Your goal: Return all of the lines below exactly as they are.

============

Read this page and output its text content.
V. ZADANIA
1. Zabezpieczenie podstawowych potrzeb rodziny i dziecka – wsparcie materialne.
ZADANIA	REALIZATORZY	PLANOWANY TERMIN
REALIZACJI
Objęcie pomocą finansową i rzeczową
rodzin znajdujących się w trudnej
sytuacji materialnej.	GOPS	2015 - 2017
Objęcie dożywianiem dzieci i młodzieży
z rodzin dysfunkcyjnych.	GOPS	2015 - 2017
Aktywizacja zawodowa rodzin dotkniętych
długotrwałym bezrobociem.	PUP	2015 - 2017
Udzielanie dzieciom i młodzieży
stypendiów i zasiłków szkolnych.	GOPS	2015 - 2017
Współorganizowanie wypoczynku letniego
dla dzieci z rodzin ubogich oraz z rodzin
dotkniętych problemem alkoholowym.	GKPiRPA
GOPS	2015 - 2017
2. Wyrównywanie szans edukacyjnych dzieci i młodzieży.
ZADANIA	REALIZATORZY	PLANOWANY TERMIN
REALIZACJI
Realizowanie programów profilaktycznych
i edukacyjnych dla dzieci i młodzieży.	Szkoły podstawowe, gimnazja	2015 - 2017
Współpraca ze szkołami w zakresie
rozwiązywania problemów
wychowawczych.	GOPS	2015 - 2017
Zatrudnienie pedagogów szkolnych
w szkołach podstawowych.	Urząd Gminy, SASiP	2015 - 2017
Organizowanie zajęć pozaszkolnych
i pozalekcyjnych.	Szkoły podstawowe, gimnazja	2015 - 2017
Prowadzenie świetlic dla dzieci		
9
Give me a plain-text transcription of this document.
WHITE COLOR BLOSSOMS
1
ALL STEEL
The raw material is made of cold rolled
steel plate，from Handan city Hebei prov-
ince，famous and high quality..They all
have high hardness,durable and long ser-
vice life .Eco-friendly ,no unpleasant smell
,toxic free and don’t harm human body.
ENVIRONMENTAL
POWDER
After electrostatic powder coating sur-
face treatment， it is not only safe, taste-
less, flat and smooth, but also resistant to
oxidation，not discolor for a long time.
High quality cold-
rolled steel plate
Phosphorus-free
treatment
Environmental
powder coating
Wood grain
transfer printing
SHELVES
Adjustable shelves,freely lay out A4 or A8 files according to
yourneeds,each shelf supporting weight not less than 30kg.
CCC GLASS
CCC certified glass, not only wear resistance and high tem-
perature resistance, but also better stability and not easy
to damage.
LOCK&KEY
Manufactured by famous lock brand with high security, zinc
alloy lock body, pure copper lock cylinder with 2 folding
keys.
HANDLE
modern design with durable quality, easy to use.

============

Reply to the task:
Read this page and output its text content.
V. ZADANIA
1. Zabezpieczenie podstawowych potrzeb rodziny i dziecka – wsparcie materialne.
ZADANIA	REALIZATORZY	PLANOWANY TERMIN
REALIZACJI
Objęcie pomocą finansową i rzeczową
rodzin znajdujących się w trudnej
sytuacji materialnej.	GOPS	2015 - 2017
Objęcie dożywianiem dzieci i młodzieży
z rodzin dysfunkcyjnych.	GOPS	2015 - 2017
Aktywizacja zawodowa rodzin dotkniętych
długotrwałym bezrobociem.	PUP	2015 - 2017
Udzielanie dzieciom i młodzieży
stypendiów i zasiłków szkolnych.	GOPS	2015 - 2017
Współorganizowanie wypoczynku letniego
dla dzieci z rodzin ubogich oraz z rodzin
dotkniętych problemem alkoholowym.	GKPiRPA
GOPS	2015 - 2017
2. Wyrównywanie szans edukacyjnych dzieci i młodzieży.
ZADANIA	REALIZATORZY	PLANOWANY TERMIN
REALIZACJI
Realizowanie programów profilaktycznych
i edukacyjnych dla dzieci i młodzieży.	Szkoły podstawowe, gimnazja	2015 - 2017
Współpraca ze szkołami w zakresie
rozwiązywania problemów
wychowawczych.	GOPS	2015 - 2017
Zatrudnienie pedagogów szkolnych
w szkołach podstawowych.	Urząd Gminy, SASiP	2015 - 2017
Organizowanie zajęć pozaszkolnych
i pozalekcyjnych.	Szkoły podstawowe, gimnazja	2015 - 2017
Prowadzenie świetlic dla dzieci		
9
Give me a plain-text transcription of this document.
WHITE COLOR BLOSSOMS
1
ALL STEEL
The raw material is made of cold rolled
steel plate，from Handan city Hebei prov-
ince，famous and high quality..They all
have high hardness,durable and long ser-
vice life .Eco-friendly ,no unpleasant smell
,toxic free and don’t harm human body.
ENVIRONMENTAL
POWDER
After electrostatic powder coating sur-
face treatment， it is not only safe, taste-
less, flat and smooth, but also resistant to
oxidation，not discolor for a long time.
High quality cold-
rolled steel plate
Phosphorus-free
treatment
Environmental
powder coating
Wood grain
transfer printing
SHELVES
Adjustable shelves,freely lay out A4 or A8 files according to
yourneeds,each shelf supporting weight not less than 30kg.
CCC GLASS
CCC certified glass, not only wear resistance and high tem-
perature resistance, but also better stability and not easy
to damage.
LOCK&KEY
Manufactured by famous lock brand with high security, zinc
alloy lock body, pure copper lock cylinder with 2 folding
keys.
HANDLE
modern design with durable quality, easy to use.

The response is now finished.